EXERCISE BRIEF:
Where a line in the listing below contains the word "score", copy that line.

THE INPUT:
— begin —
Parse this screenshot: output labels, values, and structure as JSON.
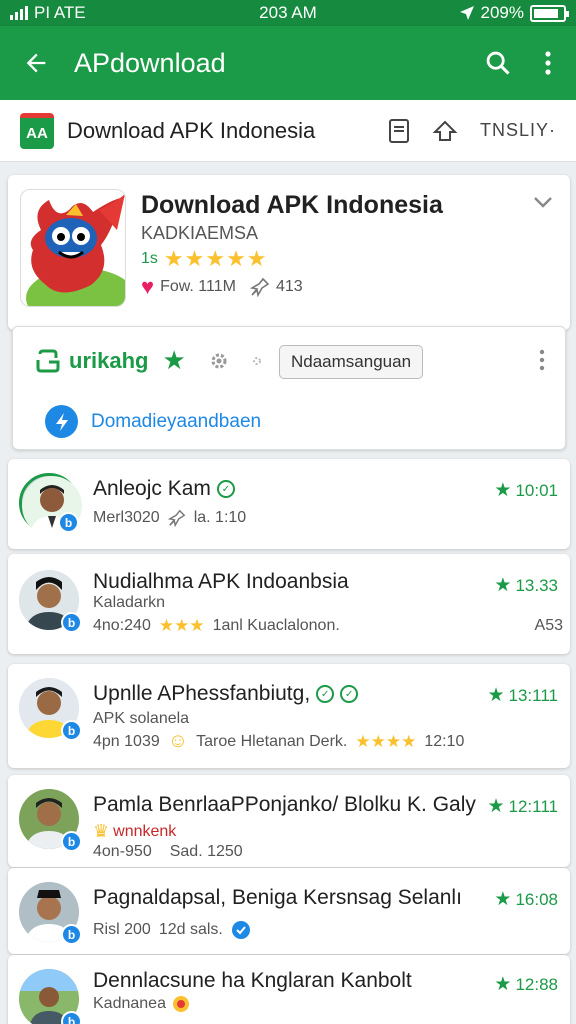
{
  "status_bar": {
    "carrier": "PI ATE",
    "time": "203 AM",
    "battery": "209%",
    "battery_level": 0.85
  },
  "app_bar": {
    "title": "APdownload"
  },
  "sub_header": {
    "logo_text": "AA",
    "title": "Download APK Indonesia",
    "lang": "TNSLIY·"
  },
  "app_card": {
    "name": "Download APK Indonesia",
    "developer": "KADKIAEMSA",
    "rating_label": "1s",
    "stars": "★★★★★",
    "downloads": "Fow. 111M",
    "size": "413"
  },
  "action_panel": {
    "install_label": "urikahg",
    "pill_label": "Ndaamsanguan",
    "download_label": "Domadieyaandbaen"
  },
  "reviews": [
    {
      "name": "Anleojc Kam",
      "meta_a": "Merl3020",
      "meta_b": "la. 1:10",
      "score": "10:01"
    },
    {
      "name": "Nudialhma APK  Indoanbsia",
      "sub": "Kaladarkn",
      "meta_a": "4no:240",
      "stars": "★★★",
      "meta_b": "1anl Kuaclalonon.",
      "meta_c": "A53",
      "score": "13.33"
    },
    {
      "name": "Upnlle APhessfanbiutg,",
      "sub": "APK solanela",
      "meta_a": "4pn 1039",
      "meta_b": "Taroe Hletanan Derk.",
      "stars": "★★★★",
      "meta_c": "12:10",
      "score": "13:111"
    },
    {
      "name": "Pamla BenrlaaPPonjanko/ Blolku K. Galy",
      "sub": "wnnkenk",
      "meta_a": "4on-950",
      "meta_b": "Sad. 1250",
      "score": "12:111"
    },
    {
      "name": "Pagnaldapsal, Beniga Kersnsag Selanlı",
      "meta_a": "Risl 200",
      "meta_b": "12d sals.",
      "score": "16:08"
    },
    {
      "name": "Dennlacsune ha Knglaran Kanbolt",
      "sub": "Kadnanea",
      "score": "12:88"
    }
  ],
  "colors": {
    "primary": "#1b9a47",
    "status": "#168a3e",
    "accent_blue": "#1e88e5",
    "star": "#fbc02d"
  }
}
— end —
RESULT FOR THIS TASK:
      "score": "10:01"
      "score": "13.33"
      "score": "13:111"
      "score": "12:111"
      "score": "16:08"
      "score": "12:88"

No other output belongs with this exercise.